┌─ INPUT

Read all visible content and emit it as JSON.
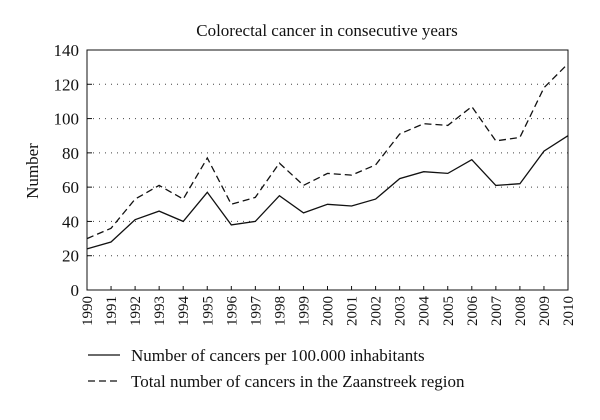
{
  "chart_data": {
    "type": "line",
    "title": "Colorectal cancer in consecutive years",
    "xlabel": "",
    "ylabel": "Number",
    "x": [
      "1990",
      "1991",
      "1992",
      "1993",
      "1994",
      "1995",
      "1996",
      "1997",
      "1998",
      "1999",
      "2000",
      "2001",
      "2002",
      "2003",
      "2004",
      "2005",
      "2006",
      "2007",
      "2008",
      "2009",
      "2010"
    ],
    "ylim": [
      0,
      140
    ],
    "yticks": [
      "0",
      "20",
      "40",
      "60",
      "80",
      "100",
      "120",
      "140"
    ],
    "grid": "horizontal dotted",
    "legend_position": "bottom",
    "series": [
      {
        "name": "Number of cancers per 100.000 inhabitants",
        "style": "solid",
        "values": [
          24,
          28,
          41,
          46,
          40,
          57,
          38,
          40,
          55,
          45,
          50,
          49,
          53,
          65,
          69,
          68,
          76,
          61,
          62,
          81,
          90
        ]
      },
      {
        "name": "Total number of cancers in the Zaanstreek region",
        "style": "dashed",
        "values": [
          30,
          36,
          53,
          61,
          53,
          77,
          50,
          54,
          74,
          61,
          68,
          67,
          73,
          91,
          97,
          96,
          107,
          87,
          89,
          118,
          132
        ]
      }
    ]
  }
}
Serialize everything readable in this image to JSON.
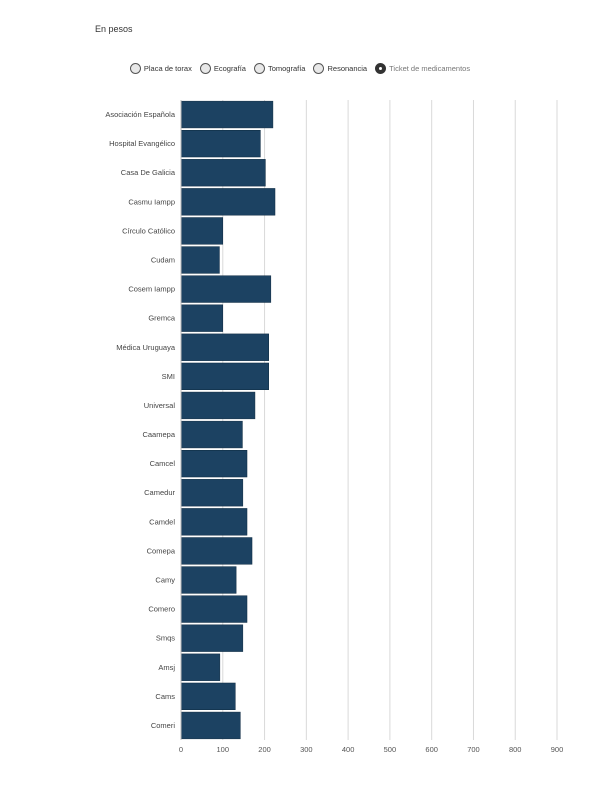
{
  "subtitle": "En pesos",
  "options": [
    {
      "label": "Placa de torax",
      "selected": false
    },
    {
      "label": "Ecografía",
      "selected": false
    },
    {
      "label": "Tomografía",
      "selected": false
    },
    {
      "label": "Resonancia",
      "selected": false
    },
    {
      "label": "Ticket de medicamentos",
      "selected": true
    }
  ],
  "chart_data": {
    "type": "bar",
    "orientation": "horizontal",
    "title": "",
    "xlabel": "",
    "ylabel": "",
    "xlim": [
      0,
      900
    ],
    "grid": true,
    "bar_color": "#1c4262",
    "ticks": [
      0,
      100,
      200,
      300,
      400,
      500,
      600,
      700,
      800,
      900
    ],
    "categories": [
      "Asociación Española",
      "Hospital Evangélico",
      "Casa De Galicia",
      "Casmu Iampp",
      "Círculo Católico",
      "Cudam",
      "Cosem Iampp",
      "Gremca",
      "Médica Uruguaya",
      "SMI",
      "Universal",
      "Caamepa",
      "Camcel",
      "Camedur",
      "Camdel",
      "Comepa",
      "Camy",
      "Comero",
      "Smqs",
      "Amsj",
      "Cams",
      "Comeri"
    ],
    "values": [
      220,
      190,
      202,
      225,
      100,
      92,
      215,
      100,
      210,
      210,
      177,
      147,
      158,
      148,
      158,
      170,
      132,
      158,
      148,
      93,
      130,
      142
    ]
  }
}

└─

Give the material again exactly as it is, but keep the pictures out.

- FULL SOLUTION
Read all visible content and emit it as JSON.
{
  "chart_data": {
    "type": "line",
    "title": "Colorectal cancer in consecutive years",
    "xlabel": "",
    "ylabel": "Number",
    "x": [
      "1990",
      "1991",
      "1992",
      "1993",
      "1994",
      "1995",
      "1996",
      "1997",
      "1998",
      "1999",
      "2000",
      "2001",
      "2002",
      "2003",
      "2004",
      "2005",
      "2006",
      "2007",
      "2008",
      "2009",
      "2010"
    ],
    "ylim": [
      0,
      140
    ],
    "yticks": [
      "0",
      "20",
      "40",
      "60",
      "80",
      "100",
      "120",
      "140"
    ],
    "grid": "horizontal dotted",
    "legend_position": "bottom",
    "series": [
      {
        "name": "Number of cancers per 100.000 inhabitants",
        "style": "solid",
        "values": [
          24,
          28,
          41,
          46,
          40,
          57,
          38,
          40,
          55,
          45,
          50,
          49,
          53,
          65,
          69,
          68,
          76,
          61,
          62,
          81,
          90
        ]
      },
      {
        "name": "Total number of cancers in the Zaanstreek region",
        "style": "dashed",
        "values": [
          30,
          36,
          53,
          61,
          53,
          77,
          50,
          54,
          74,
          61,
          68,
          67,
          73,
          91,
          97,
          96,
          107,
          87,
          89,
          118,
          132
        ]
      }
    ]
  }
}
Serialize everything readable in this image to JSON.
{
  "subtitle": "En pesos",
  "options": [
    {
      "label": "Placa de torax",
      "selected": false
    },
    {
      "label": "Ecografía",
      "selected": false
    },
    {
      "label": "Tomografía",
      "selected": false
    },
    {
      "label": "Resonancia",
      "selected": false
    },
    {
      "label": "Ticket de medicamentos",
      "selected": true
    }
  ],
  "chart_data": {
    "type": "bar",
    "orientation": "horizontal",
    "title": "",
    "xlabel": "",
    "ylabel": "",
    "xlim": [
      0,
      900
    ],
    "grid": true,
    "bar_color": "#1c4262",
    "ticks": [
      0,
      100,
      200,
      300,
      400,
      500,
      600,
      700,
      800,
      900
    ],
    "categories": [
      "Asociación Española",
      "Hospital Evangélico",
      "Casa De Galicia",
      "Casmu Iampp",
      "Círculo Católico",
      "Cudam",
      "Cosem Iampp",
      "Gremca",
      "Médica Uruguaya",
      "SMI",
      "Universal",
      "Caamepa",
      "Camcel",
      "Camedur",
      "Camdel",
      "Comepa",
      "Camy",
      "Comero",
      "Smqs",
      "Amsj",
      "Cams",
      "Comeri"
    ],
    "values": [
      220,
      190,
      202,
      225,
      100,
      92,
      215,
      100,
      210,
      210,
      177,
      147,
      158,
      148,
      158,
      170,
      132,
      158,
      148,
      93,
      130,
      142
    ]
  }
}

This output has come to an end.